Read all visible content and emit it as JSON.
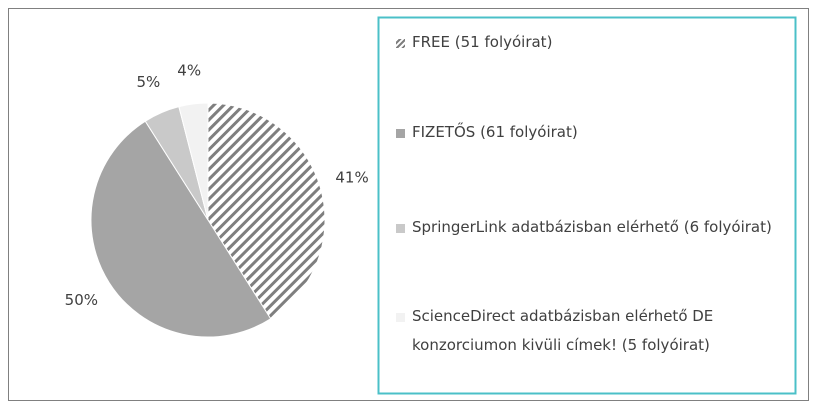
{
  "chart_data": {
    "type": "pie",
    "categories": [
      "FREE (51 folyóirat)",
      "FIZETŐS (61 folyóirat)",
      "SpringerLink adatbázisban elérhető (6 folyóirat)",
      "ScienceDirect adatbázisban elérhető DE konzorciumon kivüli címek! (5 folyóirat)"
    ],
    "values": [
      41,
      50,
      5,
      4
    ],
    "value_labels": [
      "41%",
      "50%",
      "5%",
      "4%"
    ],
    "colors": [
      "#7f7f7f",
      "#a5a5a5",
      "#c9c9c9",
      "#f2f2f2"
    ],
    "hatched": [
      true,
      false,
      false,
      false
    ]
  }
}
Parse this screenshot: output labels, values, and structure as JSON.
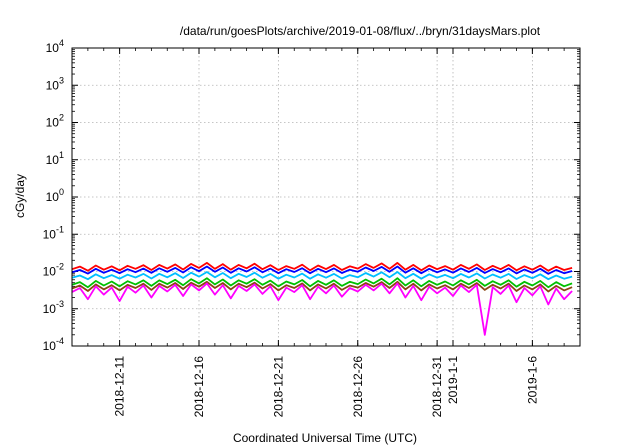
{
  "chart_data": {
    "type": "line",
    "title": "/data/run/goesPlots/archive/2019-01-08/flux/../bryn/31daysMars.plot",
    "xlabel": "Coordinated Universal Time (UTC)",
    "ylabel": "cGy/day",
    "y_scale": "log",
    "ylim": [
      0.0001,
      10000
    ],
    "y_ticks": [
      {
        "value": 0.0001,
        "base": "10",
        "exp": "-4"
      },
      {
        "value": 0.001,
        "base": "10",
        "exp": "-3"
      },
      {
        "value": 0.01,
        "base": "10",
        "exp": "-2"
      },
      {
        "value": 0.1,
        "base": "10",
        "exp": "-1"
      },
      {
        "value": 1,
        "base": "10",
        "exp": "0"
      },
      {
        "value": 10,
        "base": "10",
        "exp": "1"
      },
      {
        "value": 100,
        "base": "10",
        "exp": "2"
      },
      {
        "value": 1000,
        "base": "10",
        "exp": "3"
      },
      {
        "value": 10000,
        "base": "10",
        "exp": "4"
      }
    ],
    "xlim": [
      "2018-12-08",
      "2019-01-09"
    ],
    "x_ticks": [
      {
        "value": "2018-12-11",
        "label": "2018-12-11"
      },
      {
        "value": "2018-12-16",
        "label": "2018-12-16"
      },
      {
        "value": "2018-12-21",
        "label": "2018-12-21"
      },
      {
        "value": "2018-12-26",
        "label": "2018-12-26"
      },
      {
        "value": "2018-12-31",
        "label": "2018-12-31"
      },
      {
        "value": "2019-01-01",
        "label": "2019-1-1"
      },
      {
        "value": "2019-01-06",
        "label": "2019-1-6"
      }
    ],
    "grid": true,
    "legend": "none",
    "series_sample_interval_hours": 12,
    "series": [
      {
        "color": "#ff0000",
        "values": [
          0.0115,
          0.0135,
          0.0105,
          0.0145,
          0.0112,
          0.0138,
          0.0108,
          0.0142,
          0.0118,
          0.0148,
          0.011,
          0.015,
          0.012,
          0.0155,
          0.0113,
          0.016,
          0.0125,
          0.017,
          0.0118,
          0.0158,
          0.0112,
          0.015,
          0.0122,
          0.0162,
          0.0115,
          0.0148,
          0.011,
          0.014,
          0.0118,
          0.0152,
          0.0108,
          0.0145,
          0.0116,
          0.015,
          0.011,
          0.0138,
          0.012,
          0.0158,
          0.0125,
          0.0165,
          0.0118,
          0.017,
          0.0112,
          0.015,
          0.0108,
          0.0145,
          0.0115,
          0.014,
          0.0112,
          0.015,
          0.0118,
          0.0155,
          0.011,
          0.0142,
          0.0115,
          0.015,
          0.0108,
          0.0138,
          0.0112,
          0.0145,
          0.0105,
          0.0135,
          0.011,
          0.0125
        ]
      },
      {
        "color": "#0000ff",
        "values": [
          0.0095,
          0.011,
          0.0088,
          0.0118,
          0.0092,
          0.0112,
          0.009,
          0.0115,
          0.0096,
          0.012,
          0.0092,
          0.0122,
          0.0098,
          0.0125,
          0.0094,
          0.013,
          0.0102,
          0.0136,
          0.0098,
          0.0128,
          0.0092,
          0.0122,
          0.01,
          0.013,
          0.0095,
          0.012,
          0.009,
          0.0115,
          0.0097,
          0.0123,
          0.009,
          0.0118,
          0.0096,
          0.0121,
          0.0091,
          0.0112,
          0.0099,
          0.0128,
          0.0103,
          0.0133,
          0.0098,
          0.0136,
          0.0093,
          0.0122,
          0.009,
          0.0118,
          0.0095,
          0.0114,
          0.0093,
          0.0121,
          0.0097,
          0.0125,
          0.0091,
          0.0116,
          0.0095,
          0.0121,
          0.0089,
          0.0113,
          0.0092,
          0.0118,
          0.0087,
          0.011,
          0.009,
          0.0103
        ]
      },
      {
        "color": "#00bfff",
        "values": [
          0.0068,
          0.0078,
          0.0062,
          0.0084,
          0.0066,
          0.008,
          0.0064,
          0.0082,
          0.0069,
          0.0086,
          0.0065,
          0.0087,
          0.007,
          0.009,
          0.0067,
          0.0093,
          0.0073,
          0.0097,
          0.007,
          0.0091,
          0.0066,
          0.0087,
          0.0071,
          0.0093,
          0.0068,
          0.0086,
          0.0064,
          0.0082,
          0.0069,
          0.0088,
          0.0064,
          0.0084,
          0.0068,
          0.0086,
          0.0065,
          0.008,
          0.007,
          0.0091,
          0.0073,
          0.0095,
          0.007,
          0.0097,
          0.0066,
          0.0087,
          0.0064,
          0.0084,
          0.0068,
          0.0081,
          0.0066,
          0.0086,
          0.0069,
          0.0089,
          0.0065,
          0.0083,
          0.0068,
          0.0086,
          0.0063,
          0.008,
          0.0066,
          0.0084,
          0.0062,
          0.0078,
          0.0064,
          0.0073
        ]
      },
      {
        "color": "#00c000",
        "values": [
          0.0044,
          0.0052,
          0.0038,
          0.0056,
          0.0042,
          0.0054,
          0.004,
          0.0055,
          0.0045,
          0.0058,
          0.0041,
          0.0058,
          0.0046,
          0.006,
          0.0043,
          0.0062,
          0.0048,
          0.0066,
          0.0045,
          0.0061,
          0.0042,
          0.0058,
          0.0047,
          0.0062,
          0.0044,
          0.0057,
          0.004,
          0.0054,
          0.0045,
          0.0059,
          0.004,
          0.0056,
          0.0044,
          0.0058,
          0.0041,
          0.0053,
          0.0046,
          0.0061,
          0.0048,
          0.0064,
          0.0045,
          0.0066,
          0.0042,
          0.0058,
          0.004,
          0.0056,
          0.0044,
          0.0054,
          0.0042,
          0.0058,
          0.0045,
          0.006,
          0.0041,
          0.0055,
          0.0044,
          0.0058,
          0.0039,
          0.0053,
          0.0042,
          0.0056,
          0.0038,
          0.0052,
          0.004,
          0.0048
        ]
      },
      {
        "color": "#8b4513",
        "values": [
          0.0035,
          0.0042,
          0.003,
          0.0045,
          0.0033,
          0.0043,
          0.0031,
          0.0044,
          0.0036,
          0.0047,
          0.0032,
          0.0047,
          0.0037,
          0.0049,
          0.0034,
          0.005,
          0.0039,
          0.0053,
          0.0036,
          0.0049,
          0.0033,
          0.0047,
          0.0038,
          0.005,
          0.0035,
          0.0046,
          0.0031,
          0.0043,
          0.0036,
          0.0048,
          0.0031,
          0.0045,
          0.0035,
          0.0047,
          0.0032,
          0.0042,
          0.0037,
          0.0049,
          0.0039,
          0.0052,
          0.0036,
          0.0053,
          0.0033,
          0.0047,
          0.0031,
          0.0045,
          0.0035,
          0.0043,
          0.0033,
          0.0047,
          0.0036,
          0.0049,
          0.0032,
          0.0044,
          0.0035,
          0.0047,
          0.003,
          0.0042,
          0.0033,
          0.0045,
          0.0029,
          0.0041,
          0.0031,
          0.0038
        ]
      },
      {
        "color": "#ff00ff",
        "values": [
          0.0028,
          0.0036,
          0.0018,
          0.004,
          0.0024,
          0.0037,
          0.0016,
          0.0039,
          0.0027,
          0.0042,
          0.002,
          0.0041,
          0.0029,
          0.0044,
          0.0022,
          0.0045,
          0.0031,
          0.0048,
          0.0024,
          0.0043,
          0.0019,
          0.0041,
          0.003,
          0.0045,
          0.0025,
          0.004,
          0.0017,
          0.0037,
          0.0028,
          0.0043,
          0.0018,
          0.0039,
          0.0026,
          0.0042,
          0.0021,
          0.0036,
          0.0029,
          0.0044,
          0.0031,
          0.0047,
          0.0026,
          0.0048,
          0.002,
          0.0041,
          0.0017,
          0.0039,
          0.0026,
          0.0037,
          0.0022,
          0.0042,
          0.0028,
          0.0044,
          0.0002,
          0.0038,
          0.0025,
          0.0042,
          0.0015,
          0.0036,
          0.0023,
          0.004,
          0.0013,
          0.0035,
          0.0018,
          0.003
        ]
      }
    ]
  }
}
========================
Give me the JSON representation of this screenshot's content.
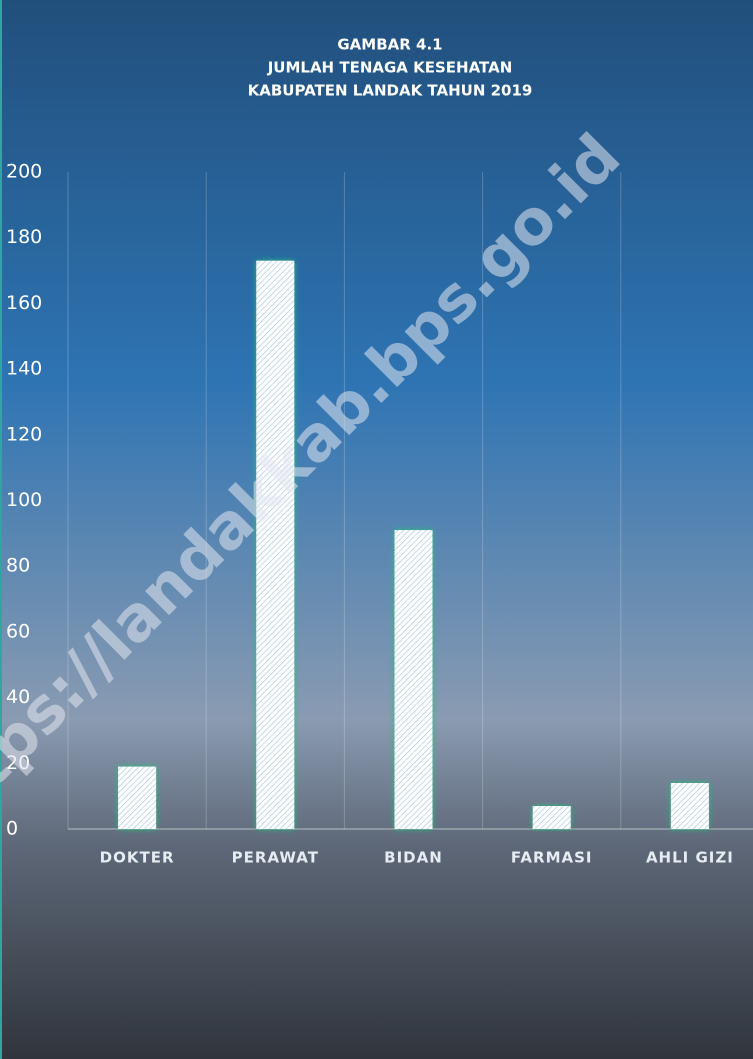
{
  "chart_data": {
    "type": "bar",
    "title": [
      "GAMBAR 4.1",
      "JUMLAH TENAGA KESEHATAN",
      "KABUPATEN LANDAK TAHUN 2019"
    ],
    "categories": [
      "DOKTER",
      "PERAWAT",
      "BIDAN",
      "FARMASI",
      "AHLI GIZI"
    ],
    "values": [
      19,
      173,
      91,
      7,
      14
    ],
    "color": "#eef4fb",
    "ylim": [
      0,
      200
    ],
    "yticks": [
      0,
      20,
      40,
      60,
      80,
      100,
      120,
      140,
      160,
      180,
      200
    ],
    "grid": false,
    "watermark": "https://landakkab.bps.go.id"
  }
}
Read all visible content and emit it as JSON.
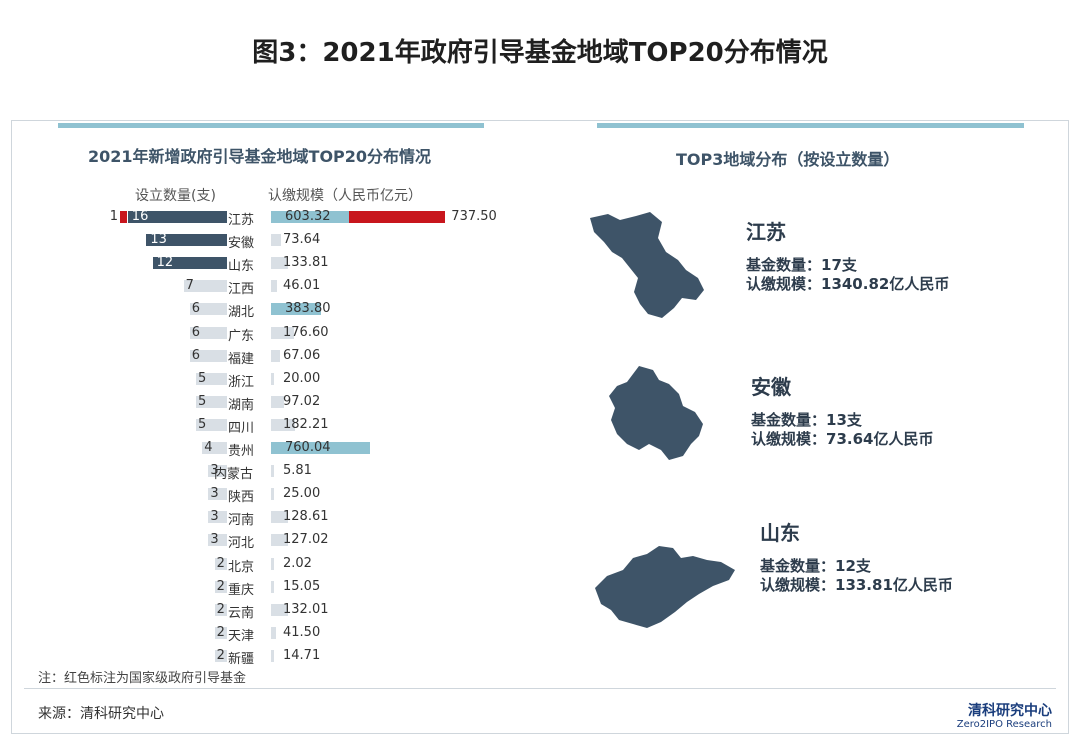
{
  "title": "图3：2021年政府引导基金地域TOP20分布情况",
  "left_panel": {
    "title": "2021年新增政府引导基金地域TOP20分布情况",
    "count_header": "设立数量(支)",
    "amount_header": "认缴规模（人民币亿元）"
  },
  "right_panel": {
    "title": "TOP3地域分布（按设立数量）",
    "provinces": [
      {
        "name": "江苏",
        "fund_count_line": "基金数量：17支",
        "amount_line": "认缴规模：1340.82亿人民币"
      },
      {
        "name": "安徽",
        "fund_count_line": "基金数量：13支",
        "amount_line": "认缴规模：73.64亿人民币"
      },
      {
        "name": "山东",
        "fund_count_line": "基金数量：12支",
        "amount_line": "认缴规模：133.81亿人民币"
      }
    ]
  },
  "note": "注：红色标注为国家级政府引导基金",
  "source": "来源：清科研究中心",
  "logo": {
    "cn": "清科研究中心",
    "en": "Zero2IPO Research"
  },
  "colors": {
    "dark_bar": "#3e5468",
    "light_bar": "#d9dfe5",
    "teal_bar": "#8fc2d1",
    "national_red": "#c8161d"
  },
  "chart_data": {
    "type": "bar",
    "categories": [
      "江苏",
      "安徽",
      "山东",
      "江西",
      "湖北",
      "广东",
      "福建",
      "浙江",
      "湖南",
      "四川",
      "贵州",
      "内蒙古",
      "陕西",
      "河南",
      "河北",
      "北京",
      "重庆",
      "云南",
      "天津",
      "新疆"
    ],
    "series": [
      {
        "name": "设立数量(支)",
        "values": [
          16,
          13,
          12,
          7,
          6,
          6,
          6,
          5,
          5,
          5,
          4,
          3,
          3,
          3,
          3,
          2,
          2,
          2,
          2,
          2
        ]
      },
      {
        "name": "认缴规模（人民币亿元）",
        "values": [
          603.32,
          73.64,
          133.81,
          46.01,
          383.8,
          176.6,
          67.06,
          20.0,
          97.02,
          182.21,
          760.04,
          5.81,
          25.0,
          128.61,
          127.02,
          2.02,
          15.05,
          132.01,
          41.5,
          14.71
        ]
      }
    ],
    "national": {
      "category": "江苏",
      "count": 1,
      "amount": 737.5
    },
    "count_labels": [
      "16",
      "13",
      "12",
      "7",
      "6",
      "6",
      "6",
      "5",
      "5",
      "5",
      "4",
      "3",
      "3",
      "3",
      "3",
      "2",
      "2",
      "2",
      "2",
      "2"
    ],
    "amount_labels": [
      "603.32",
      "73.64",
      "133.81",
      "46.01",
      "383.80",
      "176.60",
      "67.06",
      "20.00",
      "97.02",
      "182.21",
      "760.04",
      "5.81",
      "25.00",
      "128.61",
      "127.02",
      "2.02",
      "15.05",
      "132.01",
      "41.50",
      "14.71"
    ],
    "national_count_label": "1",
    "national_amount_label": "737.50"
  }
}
========================
Exercise objective:
Copy out every line in the listing where the word "elérhető" appears.

Answer to this problem:
      "SpringerLink adatbázisban elérhető (6 folyóirat)",
      "ScienceDirect adatbázisban elérhető DE konzorciumon kivüli címek! (5 folyóirat)"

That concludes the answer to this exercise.